Data records:

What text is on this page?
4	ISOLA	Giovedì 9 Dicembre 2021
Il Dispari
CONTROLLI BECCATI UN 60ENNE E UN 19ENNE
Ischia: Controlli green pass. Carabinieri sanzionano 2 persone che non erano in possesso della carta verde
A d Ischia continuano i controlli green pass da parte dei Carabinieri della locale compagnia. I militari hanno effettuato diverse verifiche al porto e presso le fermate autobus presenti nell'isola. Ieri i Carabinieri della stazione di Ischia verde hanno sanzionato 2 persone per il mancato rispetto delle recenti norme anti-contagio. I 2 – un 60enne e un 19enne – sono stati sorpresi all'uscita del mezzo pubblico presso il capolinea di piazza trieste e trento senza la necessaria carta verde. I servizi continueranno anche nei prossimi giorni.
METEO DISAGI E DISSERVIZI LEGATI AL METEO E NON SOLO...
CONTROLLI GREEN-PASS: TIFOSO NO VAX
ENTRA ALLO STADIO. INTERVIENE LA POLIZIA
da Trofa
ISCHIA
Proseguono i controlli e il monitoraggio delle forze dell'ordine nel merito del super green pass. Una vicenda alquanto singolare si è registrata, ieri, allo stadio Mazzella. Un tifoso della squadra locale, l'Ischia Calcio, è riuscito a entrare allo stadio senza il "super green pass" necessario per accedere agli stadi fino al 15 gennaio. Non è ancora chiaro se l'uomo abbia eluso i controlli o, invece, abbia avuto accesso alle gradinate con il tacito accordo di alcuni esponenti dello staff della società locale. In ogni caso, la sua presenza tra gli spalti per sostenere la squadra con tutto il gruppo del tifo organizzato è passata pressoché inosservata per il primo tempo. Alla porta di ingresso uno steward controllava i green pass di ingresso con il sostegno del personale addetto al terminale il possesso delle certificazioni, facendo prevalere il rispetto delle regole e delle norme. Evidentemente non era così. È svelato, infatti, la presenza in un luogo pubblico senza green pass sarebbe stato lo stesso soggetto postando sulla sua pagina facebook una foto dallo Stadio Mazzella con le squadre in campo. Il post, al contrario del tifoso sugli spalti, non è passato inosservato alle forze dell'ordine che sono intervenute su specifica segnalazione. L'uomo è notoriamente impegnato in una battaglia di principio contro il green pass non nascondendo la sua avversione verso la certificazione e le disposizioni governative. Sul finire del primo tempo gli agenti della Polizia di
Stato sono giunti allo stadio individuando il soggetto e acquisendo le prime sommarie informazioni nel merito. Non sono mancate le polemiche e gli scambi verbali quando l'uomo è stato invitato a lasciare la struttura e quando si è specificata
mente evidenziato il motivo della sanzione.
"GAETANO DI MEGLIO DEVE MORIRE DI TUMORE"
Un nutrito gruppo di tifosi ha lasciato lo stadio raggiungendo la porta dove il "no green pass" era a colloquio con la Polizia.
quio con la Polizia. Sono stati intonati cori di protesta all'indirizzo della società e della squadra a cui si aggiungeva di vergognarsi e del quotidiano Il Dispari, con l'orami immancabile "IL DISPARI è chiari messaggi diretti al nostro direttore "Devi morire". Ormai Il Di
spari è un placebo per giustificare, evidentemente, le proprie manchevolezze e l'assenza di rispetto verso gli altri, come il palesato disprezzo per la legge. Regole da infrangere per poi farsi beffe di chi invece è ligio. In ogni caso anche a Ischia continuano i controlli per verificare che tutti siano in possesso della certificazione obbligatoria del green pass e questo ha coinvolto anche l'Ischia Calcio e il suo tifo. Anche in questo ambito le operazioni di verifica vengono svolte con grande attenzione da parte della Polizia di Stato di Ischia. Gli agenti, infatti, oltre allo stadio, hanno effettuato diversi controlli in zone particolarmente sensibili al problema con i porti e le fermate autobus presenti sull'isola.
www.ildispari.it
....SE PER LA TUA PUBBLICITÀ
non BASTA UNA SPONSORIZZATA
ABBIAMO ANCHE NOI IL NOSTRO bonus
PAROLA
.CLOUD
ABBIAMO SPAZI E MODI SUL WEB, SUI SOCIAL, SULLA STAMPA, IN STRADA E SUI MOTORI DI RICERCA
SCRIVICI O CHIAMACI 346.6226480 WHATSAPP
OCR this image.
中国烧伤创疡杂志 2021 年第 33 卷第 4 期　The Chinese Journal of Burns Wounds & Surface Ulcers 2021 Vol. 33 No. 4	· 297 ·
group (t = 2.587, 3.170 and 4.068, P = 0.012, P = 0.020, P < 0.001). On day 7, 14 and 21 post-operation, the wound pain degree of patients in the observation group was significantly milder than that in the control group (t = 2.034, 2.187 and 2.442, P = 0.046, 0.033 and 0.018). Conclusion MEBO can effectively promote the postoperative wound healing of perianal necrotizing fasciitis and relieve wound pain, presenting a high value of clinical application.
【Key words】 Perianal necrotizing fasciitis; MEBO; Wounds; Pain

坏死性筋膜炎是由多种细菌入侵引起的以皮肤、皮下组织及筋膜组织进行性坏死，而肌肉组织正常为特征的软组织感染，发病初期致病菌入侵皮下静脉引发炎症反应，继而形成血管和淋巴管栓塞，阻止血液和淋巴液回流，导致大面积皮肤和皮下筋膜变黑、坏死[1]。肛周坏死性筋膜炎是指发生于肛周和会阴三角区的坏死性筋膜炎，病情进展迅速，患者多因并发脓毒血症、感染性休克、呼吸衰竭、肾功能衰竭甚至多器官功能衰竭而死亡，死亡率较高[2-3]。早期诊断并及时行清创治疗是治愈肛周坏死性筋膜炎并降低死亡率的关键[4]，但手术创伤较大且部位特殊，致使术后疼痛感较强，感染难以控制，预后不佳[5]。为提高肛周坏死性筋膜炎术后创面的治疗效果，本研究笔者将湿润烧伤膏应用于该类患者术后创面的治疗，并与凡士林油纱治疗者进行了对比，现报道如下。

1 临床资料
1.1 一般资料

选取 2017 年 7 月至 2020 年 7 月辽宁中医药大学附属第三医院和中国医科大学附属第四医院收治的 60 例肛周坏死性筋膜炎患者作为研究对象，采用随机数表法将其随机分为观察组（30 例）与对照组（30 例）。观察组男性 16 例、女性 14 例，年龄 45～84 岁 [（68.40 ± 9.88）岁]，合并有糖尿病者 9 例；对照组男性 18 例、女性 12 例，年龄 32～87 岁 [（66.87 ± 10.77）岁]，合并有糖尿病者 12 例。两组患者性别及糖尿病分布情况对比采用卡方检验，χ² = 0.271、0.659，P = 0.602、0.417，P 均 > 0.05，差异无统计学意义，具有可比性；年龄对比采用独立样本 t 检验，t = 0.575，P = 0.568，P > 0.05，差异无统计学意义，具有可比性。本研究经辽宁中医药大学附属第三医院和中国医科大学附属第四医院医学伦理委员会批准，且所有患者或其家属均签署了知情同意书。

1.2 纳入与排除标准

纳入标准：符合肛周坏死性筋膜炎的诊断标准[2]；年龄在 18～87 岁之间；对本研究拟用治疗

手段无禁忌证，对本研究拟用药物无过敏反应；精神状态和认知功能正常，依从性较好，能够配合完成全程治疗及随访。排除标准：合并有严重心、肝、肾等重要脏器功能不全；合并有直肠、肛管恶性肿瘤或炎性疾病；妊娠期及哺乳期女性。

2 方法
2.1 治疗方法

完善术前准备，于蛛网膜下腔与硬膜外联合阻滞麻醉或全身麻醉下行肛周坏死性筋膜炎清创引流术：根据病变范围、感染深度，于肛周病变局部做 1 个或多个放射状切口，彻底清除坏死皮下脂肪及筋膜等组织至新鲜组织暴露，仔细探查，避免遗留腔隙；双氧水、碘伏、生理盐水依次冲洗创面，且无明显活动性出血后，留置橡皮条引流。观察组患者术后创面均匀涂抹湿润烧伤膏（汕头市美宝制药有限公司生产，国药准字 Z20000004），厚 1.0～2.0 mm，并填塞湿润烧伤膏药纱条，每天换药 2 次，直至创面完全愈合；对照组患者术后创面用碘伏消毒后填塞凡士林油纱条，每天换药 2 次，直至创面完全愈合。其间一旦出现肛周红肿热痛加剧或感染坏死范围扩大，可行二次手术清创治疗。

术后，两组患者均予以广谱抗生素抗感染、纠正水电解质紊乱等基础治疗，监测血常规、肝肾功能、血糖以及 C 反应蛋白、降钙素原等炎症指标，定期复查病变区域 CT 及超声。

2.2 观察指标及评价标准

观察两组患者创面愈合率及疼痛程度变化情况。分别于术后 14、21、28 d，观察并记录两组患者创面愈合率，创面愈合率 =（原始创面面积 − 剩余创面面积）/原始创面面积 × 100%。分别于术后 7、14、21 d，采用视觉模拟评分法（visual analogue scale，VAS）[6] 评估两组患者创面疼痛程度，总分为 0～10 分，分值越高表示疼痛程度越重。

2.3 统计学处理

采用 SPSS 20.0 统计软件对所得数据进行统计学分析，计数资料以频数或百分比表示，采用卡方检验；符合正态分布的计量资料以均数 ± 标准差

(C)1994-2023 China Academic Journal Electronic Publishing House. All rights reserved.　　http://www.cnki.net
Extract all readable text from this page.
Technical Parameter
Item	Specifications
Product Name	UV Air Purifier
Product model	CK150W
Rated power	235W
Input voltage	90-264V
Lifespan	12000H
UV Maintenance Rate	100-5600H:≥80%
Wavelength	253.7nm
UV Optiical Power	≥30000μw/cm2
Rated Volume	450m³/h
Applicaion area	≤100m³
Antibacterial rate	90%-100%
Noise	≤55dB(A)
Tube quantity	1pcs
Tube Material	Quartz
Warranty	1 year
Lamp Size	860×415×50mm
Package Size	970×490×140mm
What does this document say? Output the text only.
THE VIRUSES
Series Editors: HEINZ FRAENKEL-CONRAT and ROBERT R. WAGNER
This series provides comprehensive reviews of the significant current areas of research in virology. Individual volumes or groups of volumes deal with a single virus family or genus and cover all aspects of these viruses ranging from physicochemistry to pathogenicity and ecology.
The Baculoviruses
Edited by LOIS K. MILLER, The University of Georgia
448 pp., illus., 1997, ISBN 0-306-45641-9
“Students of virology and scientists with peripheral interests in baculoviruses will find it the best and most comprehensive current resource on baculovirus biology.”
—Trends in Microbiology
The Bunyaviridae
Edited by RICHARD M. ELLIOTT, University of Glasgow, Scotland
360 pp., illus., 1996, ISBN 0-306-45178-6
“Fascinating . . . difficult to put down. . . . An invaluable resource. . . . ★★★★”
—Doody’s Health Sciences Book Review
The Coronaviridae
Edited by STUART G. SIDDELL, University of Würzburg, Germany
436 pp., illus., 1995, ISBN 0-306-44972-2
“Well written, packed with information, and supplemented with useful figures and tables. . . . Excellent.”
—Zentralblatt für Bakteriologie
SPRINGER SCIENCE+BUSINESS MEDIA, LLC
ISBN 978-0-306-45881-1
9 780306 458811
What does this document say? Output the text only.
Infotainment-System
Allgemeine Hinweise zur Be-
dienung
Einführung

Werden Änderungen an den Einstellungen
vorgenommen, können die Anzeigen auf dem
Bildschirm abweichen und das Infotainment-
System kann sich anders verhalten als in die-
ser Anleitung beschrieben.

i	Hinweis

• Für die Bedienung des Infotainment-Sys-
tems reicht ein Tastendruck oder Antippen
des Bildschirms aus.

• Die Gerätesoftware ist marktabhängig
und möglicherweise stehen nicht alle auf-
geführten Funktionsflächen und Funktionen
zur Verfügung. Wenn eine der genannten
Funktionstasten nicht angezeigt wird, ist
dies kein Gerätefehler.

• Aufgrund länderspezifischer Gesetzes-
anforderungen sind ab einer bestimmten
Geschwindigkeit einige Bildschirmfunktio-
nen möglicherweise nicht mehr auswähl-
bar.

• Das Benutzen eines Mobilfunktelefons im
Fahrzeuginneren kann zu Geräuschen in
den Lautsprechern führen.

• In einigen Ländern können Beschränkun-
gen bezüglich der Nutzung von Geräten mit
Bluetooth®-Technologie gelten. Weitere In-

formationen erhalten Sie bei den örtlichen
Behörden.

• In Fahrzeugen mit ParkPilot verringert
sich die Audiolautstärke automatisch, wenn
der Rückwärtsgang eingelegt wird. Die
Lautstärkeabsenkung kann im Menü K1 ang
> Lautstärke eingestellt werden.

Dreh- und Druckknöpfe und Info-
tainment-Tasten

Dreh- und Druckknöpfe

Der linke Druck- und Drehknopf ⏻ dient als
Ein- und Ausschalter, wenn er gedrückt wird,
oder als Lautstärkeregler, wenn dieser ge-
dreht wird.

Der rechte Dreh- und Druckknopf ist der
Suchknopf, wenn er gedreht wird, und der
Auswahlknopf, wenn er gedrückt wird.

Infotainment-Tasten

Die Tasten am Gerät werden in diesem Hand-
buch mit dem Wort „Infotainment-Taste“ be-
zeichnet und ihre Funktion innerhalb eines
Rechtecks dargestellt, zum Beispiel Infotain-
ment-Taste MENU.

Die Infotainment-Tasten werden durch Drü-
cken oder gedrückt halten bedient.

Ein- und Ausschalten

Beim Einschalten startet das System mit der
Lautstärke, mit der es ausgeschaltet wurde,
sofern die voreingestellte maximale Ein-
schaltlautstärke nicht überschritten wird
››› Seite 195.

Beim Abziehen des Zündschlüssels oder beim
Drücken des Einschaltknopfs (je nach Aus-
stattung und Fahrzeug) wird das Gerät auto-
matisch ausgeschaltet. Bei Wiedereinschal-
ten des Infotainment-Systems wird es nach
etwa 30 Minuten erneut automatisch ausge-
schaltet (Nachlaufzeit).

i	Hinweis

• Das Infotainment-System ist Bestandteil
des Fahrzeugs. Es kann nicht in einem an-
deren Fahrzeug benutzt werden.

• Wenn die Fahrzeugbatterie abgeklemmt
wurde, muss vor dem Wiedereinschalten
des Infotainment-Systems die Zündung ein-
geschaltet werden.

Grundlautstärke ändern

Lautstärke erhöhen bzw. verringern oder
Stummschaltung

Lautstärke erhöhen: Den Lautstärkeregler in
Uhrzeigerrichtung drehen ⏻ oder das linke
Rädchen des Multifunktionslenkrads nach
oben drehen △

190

EXERCISE GOAL -> Lines that include the word "ausgeschaltet" are to be extracted from the data above.

RESPONSE BOX ->
Lautstärke, mit der es ausgeschaltet wurde,
matisch ausgeschaltet. Bei Wiedereinschal-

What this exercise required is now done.